### [Exercise directions]
Search the data below for the string "warmside". Extract every line that contains it.

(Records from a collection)
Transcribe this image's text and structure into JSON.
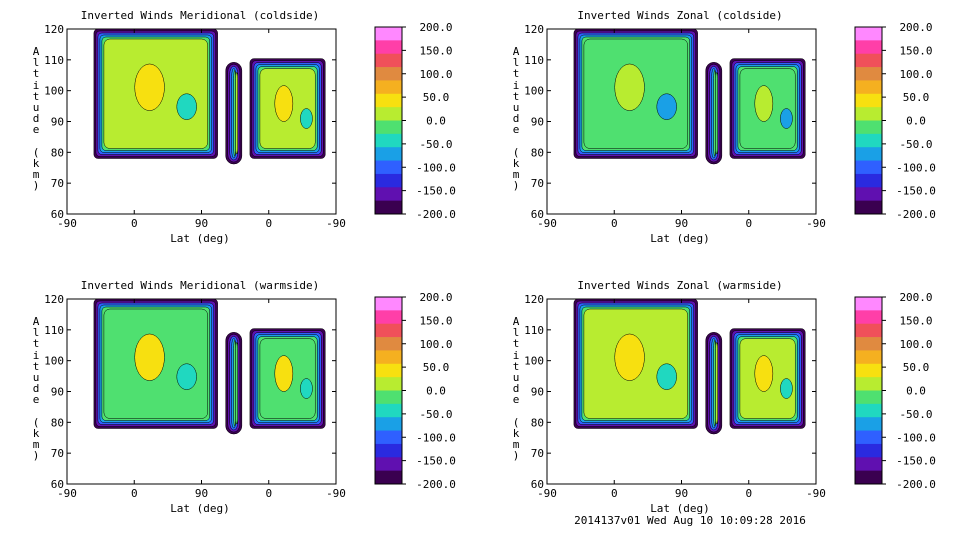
{
  "footer": "2014137v01 Wed Aug 10 10:09:28 2016",
  "colorbar_ticks": [
    "200.0",
    "150.0",
    "100.0",
    "50.0",
    "0.0",
    "-50.0",
    "-100.0",
    "-150.0",
    "-200.0"
  ],
  "colorbar_colors": [
    "#ff88ff",
    "#ff3fa8",
    "#f0505a",
    "#e08a40",
    "#f5b020",
    "#f7e010",
    "#b8ec30",
    "#4fe070",
    "#20d8c0",
    "#1aa0e6",
    "#2f60ff",
    "#2a2ae0",
    "#6010b0",
    "#3a0050"
  ],
  "chart_data": [
    {
      "type": "heatmap",
      "title": "Inverted Winds Meridional (coldside)",
      "xlabel": "Lat (deg)",
      "ylabel": "Altitude (km)",
      "x_ticks": [
        "-90",
        "0",
        "90",
        "0",
        "-90"
      ],
      "y_ticks": [
        "60",
        "70",
        "80",
        "90",
        "100",
        "110",
        "120"
      ],
      "ylim": [
        60,
        120
      ],
      "colorbar_range": [
        -200,
        200
      ],
      "dominant_value": 10
    },
    {
      "type": "heatmap",
      "title": "Inverted Winds Zonal (coldside)",
      "xlabel": "Lat (deg)",
      "ylabel": "Altitude (km)",
      "x_ticks": [
        "-90",
        "0",
        "90",
        "0",
        "-90"
      ],
      "y_ticks": [
        "60",
        "70",
        "80",
        "90",
        "100",
        "110",
        "120"
      ],
      "ylim": [
        60,
        120
      ],
      "colorbar_range": [
        -200,
        200
      ],
      "dominant_value": -20
    },
    {
      "type": "heatmap",
      "title": "Inverted Winds Meridional (warmside)",
      "xlabel": "Lat (deg)",
      "ylabel": "Altitude (km)",
      "x_ticks": [
        "-90",
        "0",
        "90",
        "0",
        "-90"
      ],
      "y_ticks": [
        "60",
        "70",
        "80",
        "90",
        "100",
        "110",
        "120"
      ],
      "ylim": [
        60,
        120
      ],
      "colorbar_range": [
        -200,
        200
      ],
      "dominant_value": -10
    },
    {
      "type": "heatmap",
      "title": "Inverted Winds Zonal (warmside)",
      "xlabel": "Lat (deg)",
      "ylabel": "Altitude (km)",
      "x_ticks": [
        "-90",
        "0",
        "90",
        "0",
        "-90"
      ],
      "y_ticks": [
        "60",
        "70",
        "80",
        "90",
        "100",
        "110",
        "120"
      ],
      "ylim": [
        60,
        120
      ],
      "colorbar_range": [
        -200,
        200
      ],
      "dominant_value": 10
    }
  ]
}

### [The completed task]
      "title": "Inverted Winds Meridional (warmside)",
      "title": "Inverted Winds Zonal (warmside)",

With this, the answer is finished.